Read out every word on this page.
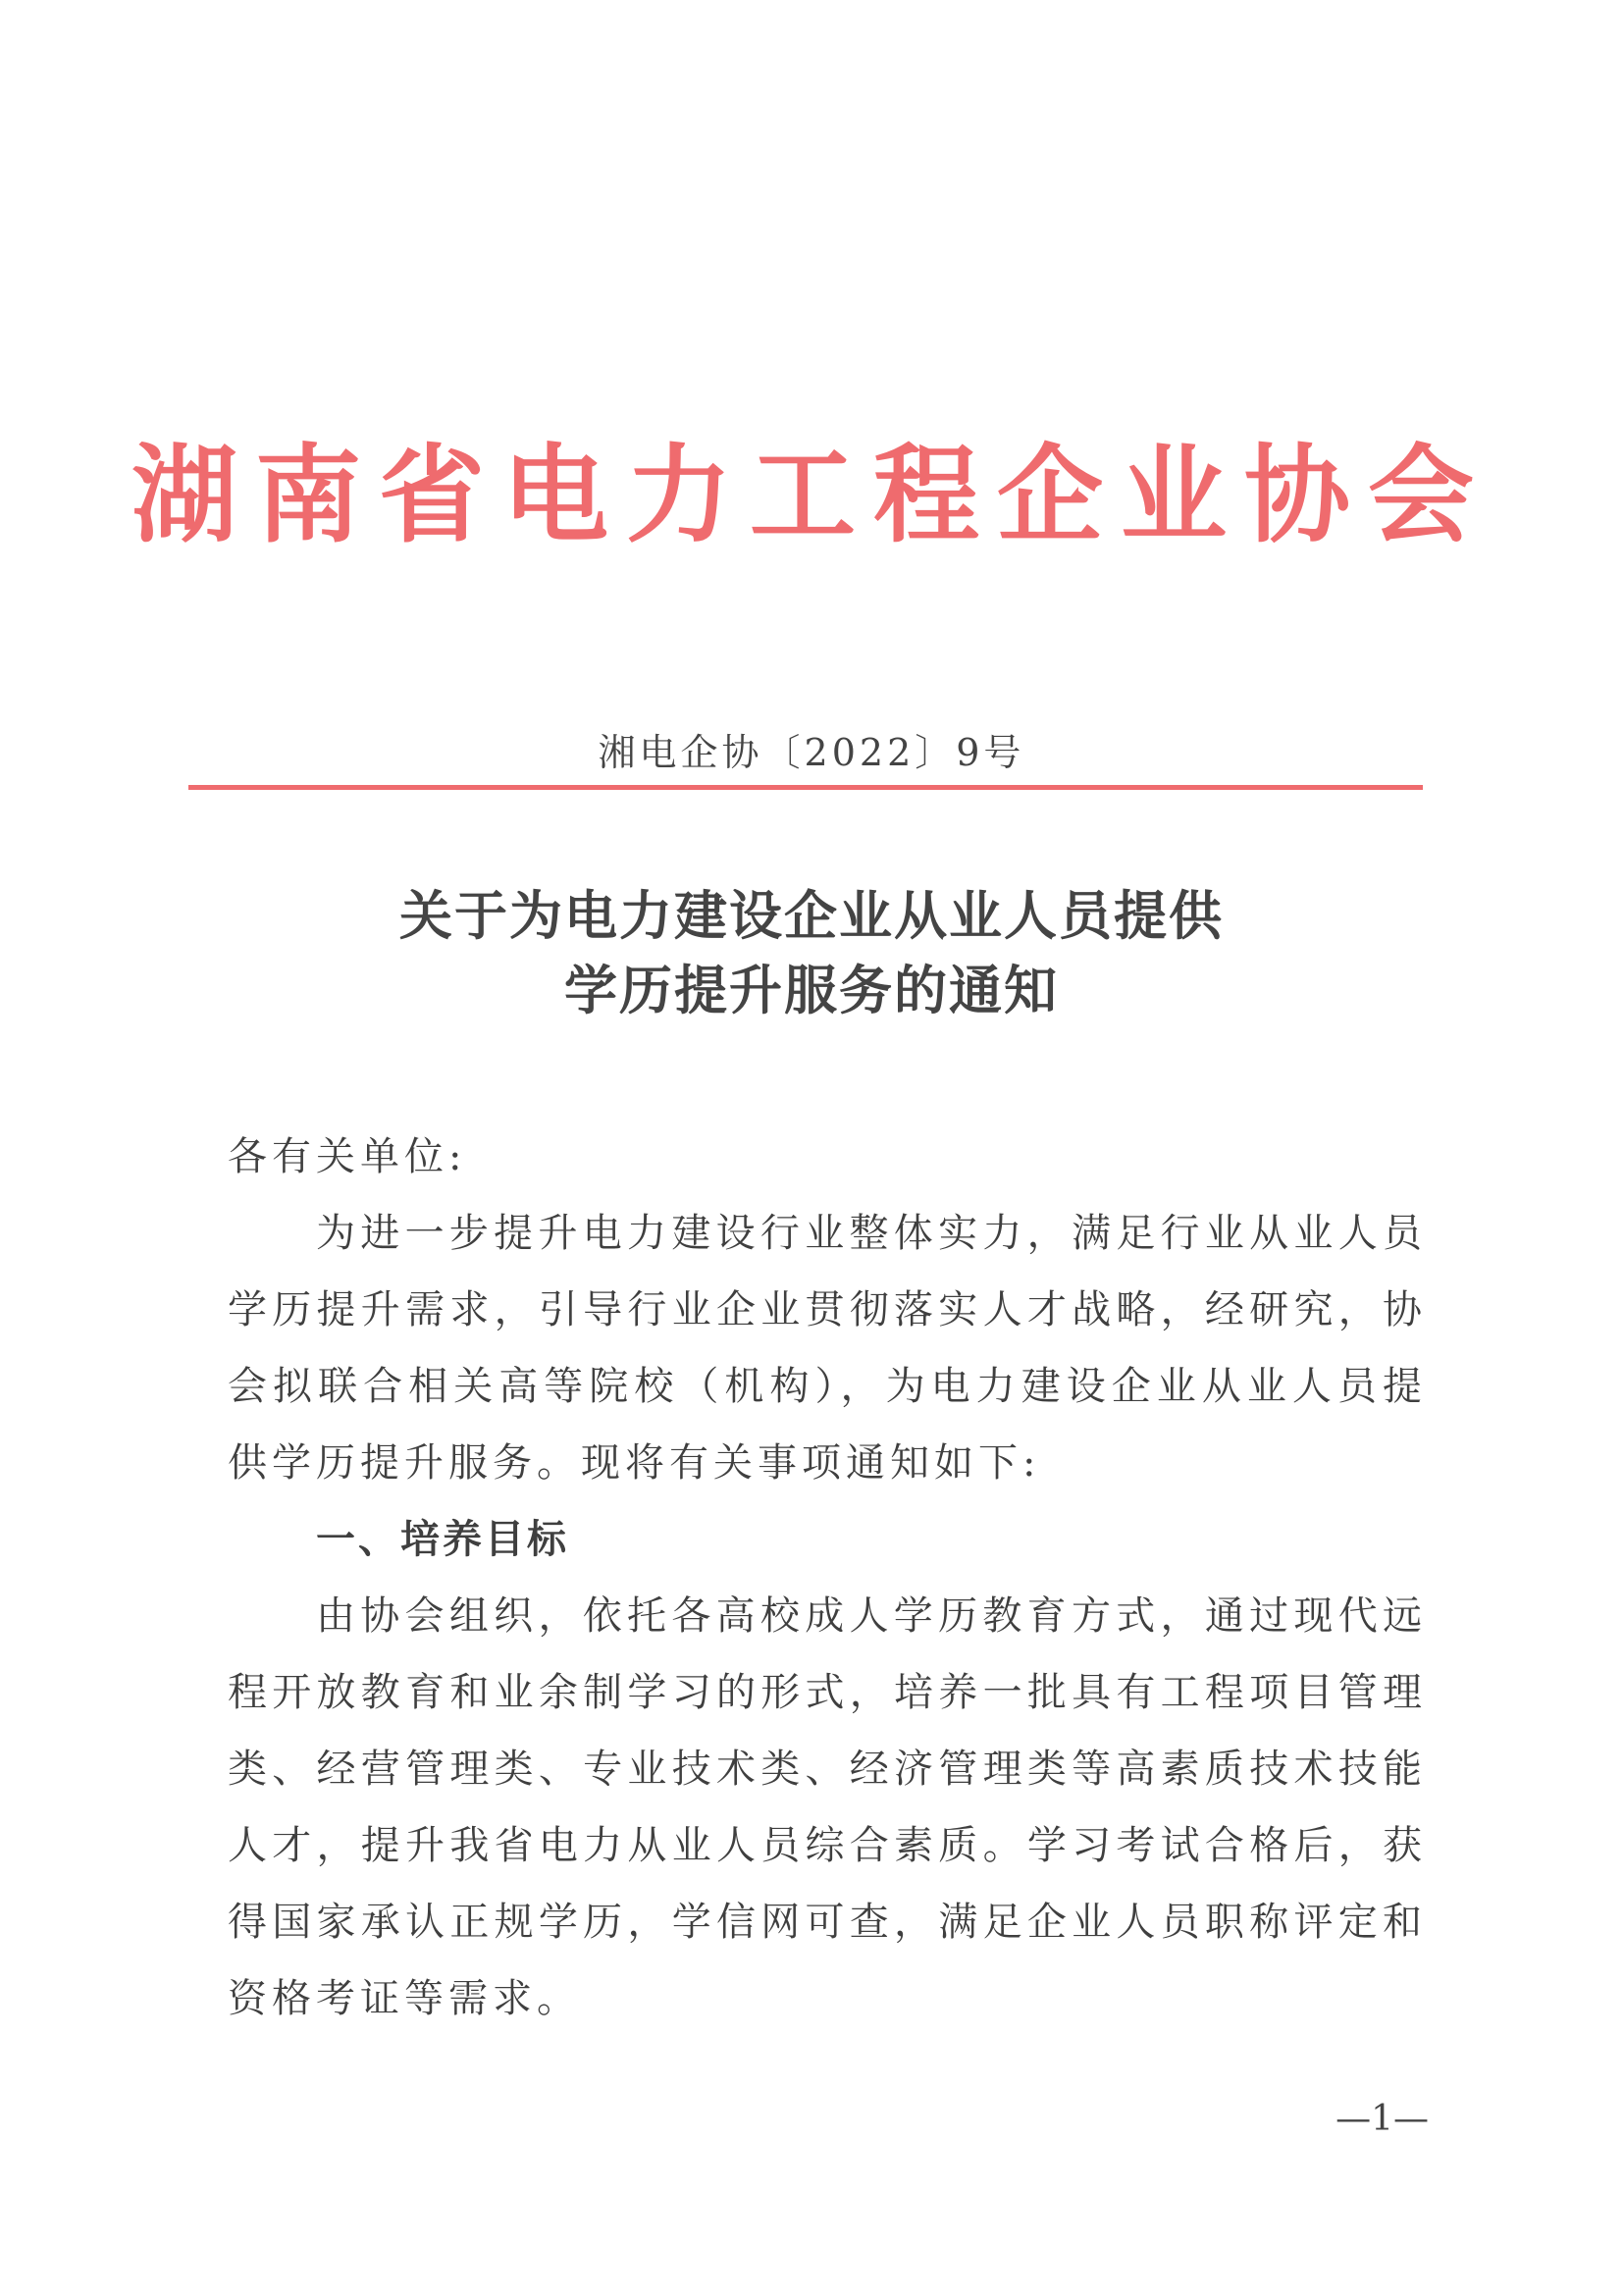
湖南省电力工程企业协会
湘电企协〔2022〕9号
关于为电力建设企业从业人员提供
学历提升服务的通知

各有关单位:

为进一步提升电力建设行业整体实力，满足行业从业人员学历提升需求，引导行业企业贯彻落实人才战略，经研究，协会拟联合相关高等院校（机构），为电力建设企业从业人员提供学历提升服务。现将有关事项通知如下:

一、培养目标

由协会组织，依托各高校成人学历教育方式，通过现代远程开放教育和业余制学习的形式，培养一批具有工程项目管理类、经营管理类、专业技术类、经济管理类等高素质技术技能人才，提升我省电力从业人员综合素质。学习考试合格后，获得国家承认正规学历，学信网可查，满足企业人员职称评定和资格考证等需求。

—1—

....

◆ WHAT TO WORK ON: Exclude every picture and copy the remaining data exactly.

◆ EXERCISE RESULT:
Read out every word on this page.
湖南省电力工程企业协会
湘电企协〔2022〕9号
关于为电力建设企业从业人员提供
学历提升服务的通知

各有关单位:

为进一步提升电力建设行业整体实力，满足行业从业人员学历提升需求，引导行业企业贯彻落实人才战略，经研究，协会拟联合相关高等院校（机构），为电力建设企业从业人员提供学历提升服务。现将有关事项通知如下:

一、培养目标

由协会组织，依托各高校成人学历教育方式，通过现代远程开放教育和业余制学习的形式，培养一批具有工程项目管理类、经营管理类、专业技术类、经济管理类等高素质技术技能人才，提升我省电力从业人员综合素质。学习考试合格后，获得国家承认正规学历，学信网可查，满足企业人员职称评定和资格考证等需求。

—1—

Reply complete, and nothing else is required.